▸ **What you need to do**:
Using the records provided below, locate and copy each line that contains the word "JSON".

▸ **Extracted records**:
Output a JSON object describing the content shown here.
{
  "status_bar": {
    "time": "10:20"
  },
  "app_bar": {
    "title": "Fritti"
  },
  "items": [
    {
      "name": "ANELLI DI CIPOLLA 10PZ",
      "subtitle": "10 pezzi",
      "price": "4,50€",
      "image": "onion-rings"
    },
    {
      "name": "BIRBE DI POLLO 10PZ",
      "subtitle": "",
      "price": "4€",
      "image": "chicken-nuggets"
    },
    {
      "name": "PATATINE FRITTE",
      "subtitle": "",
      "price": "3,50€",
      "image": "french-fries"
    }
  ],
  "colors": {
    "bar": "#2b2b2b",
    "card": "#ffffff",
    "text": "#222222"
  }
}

* * *

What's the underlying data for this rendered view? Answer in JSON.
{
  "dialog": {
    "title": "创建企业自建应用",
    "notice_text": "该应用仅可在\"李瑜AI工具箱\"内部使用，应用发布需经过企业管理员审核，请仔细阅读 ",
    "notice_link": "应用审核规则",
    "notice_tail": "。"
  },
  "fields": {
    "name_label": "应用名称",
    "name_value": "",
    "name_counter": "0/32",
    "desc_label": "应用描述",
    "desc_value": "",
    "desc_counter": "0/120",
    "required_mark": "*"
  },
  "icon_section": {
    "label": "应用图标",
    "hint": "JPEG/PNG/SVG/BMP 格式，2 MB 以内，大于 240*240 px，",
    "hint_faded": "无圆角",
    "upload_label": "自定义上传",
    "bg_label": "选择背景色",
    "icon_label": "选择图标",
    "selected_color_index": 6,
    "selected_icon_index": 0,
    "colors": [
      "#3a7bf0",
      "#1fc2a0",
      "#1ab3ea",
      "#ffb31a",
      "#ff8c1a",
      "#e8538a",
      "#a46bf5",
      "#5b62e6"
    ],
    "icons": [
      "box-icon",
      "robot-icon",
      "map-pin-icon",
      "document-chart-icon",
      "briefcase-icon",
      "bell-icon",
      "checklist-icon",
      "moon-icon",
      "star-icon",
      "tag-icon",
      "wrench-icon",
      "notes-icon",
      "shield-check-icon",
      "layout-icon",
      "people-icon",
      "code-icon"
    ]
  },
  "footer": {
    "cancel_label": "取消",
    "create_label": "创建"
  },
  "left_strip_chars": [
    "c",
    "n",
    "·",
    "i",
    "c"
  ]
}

▸ **Response for this exercise**:
Output a JSON object describing the content shown here.
What's the underlying data for this rendered view? Answer in JSON.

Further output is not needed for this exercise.